Records provided:
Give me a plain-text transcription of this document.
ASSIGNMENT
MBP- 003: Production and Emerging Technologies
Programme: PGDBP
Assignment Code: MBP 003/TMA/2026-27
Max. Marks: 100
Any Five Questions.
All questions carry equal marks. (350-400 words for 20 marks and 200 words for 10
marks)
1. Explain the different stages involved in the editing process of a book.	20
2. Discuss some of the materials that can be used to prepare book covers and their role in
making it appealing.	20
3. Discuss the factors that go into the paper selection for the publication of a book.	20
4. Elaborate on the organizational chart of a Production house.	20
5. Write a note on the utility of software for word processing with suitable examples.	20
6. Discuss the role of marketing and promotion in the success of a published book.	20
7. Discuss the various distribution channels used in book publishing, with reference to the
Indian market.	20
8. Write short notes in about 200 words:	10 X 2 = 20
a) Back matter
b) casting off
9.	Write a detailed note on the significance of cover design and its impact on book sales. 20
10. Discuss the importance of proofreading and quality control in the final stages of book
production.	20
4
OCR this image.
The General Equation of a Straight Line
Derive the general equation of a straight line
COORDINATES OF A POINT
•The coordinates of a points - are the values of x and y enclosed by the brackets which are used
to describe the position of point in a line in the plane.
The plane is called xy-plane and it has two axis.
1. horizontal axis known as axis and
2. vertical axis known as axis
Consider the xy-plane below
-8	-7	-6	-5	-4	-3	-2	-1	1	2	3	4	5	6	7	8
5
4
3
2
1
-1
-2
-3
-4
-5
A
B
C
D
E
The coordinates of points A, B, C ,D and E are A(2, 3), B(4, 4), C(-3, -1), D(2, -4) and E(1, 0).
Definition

Prompt: The answer consists only of the lines from the one containing "OCR this image." to the end of the records, each written out exactly.

Task response:
OCR this image.
The General Equation of a Straight Line
Derive the general equation of a straight line
COORDINATES OF A POINT
•The coordinates of a points - are the values of x and y enclosed by the brackets which are used
to describe the position of point in a line in the plane.
The plane is called xy-plane and it has two axis.
1. horizontal axis known as axis and
2. vertical axis known as axis
Consider the xy-plane below
-8	-7	-6	-5	-4	-3	-2	-1	1	2	3	4	5	6	7	8
5
4
3
2
1
-1
-2
-3
-4
-5
A
B
C
D
E
The coordinates of points A, B, C ,D and E are A(2, 3), B(4, 4), C(-3, -1), D(2, -4) and E(1, 0).
Definition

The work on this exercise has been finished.